-- BEGIN --
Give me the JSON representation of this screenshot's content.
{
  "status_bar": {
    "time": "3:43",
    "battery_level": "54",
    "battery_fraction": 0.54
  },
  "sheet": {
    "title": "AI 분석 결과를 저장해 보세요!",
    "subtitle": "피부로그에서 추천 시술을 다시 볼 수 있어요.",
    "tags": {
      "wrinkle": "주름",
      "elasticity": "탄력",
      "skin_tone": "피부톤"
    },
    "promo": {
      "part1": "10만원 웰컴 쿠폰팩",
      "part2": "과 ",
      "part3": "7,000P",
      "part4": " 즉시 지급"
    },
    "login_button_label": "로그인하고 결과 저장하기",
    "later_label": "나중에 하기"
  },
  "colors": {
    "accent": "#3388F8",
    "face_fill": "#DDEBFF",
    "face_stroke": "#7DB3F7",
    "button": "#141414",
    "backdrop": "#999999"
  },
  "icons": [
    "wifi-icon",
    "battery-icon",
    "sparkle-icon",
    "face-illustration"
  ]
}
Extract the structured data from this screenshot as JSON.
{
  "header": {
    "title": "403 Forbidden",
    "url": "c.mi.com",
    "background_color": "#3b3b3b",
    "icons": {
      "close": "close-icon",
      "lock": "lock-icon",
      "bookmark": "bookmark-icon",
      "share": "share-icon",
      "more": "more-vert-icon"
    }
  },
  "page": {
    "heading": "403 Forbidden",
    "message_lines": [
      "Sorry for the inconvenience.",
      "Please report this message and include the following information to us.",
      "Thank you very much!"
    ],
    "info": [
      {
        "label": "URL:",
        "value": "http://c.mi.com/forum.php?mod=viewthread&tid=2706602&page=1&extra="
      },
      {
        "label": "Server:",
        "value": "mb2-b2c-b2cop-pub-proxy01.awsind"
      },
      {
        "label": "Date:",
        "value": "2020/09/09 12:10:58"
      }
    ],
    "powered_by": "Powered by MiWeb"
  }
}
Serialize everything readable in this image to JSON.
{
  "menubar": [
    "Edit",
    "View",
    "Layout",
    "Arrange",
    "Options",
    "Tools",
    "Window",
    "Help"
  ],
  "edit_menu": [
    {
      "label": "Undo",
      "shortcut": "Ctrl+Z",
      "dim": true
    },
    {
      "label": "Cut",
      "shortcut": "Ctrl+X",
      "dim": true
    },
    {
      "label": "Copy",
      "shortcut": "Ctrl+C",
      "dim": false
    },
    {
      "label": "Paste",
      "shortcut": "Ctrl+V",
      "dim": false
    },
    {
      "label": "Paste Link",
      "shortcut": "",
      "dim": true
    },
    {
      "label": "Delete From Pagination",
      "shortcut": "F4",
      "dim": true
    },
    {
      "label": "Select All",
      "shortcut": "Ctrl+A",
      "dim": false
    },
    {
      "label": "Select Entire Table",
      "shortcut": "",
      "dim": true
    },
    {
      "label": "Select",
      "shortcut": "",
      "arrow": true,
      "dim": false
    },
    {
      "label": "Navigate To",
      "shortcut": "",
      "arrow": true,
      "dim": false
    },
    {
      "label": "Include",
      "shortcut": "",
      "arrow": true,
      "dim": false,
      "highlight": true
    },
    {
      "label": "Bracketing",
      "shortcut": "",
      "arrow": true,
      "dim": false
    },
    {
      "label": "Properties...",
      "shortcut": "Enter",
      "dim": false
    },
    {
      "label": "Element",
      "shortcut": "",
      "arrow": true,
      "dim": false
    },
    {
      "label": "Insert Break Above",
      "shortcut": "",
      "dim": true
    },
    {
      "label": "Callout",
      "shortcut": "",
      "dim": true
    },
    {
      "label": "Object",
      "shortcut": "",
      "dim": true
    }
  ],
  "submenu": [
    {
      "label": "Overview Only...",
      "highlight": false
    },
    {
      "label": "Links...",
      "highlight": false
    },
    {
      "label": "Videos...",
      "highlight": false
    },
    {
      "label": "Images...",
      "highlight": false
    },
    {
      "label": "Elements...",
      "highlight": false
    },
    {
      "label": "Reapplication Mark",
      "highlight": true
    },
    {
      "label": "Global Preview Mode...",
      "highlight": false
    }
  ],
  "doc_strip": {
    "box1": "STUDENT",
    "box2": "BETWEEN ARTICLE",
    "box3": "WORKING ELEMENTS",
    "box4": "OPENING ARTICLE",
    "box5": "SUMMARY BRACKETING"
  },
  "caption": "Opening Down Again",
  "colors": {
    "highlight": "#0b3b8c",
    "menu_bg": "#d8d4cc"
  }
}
-- END --
> [Work to complete]:
Without leaving anything out, quote all the data.

> [Completed task]:
Give me the JSON representation of this screenshot's content.
{
  "status_bar": {
    "time": "3:43",
    "battery_level": "54",
    "battery_fraction": 0.54
  },
  "sheet": {
    "title": "AI 분석 결과를 저장해 보세요!",
    "subtitle": "피부로그에서 추천 시술을 다시 볼 수 있어요.",
    "tags": {
      "wrinkle": "주름",
      "elasticity": "탄력",
      "skin_tone": "피부톤"
    },
    "promo": {
      "part1": "10만원 웰컴 쿠폰팩",
      "part2": "과 ",
      "part3": "7,000P",
      "part4": " 즉시 지급"
    },
    "login_button_label": "로그인하고 결과 저장하기",
    "later_label": "나중에 하기"
  },
  "colors": {
    "accent": "#3388F8",
    "face_fill": "#DDEBFF",
    "face_stroke": "#7DB3F7",
    "button": "#141414",
    "backdrop": "#999999"
  },
  "icons": [
    "wifi-icon",
    "battery-icon",
    "sparkle-icon",
    "face-illustration"
  ]
}
Extract the structured data from this screenshot as JSON.
{
  "header": {
    "title": "403 Forbidden",
    "url": "c.mi.com",
    "background_color": "#3b3b3b",
    "icons": {
      "close": "close-icon",
      "lock": "lock-icon",
      "bookmark": "bookmark-icon",
      "share": "share-icon",
      "more": "more-vert-icon"
    }
  },
  "page": {
    "heading": "403 Forbidden",
    "message_lines": [
      "Sorry for the inconvenience.",
      "Please report this message and include the following information to us.",
      "Thank you very much!"
    ],
    "info": [
      {
        "label": "URL:",
        "value": "http://c.mi.com/forum.php?mod=viewthread&tid=2706602&page=1&extra="
      },
      {
        "label": "Server:",
        "value": "mb2-b2c-b2cop-pub-proxy01.awsind"
      },
      {
        "label": "Date:",
        "value": "2020/09/09 12:10:58"
      }
    ],
    "powered_by": "Powered by MiWeb"
  }
}
Serialize everything readable in this image to JSON.
{
  "menubar": [
    "Edit",
    "View",
    "Layout",
    "Arrange",
    "Options",
    "Tools",
    "Window",
    "Help"
  ],
  "edit_menu": [
    {
      "label": "Undo",
      "shortcut": "Ctrl+Z",
      "dim": true
    },
    {
      "label": "Cut",
      "shortcut": "Ctrl+X",
      "dim": true
    },
    {
      "label": "Copy",
      "shortcut": "Ctrl+C",
      "dim": false
    },
    {
      "label": "Paste",
      "shortcut": "Ctrl+V",
      "dim": false
    },
    {
      "label": "Paste Link",
      "shortcut": "",
      "dim": true
    },
    {
      "label": "Delete From Pagination",
      "shortcut": "F4",
      "dim": true
    },
    {
      "label": "Select All",
      "shortcut": "Ctrl+A",
      "dim": false
    },
    {
      "label": "Select Entire Table",
      "shortcut": "",
      "dim": true
    },
    {
      "label": "Select",
      "shortcut": "",
      "arrow": true,
      "dim": false
    },
    {
      "label": "Navigate To",
      "shortcut": "",
      "arrow": true,
      "dim": false
    },
    {
      "label": "Include",
      "shortcut": "",
      "arrow": true,
      "dim": false,
      "highlight": true
    },
    {
      "label": "Bracketing",
      "shortcut": "",
      "arrow": true,
      "dim": false
    },
    {
      "label": "Properties...",
      "shortcut": "Enter",
      "dim": false
    },
    {
      "label": "Element",
      "shortcut": "",
      "arrow": true,
      "dim": false
    },
    {
      "label": "Insert Break Above",
      "shortcut": "",
      "dim": true
    },
    {
      "label": "Callout",
      "shortcut": "",
      "dim": true
    },
    {
      "label": "Object",
      "shortcut": "",
      "dim": true
    }
  ],
  "submenu": [
    {
      "label": "Overview Only...",
      "highlight": false
    },
    {
      "label": "Links...",
      "highlight": false
    },
    {
      "label": "Videos...",
      "highlight": false
    },
    {
      "label": "Images...",
      "highlight": false
    },
    {
      "label": "Elements...",
      "highlight": false
    },
    {
      "label": "Reapplication Mark",
      "highlight": true
    },
    {
      "label": "Global Preview Mode...",
      "highlight": false
    }
  ],
  "doc_strip": {
    "box1": "STUDENT",
    "box2": "BETWEEN ARTICLE",
    "box3": "WORKING ELEMENTS",
    "box4": "OPENING ARTICLE",
    "box5": "SUMMARY BRACKETING"
  },
  "caption": "Opening Down Again",
  "colors": {
    "highlight": "#0b3b8c",
    "menu_bg": "#d8d4cc"
  }
}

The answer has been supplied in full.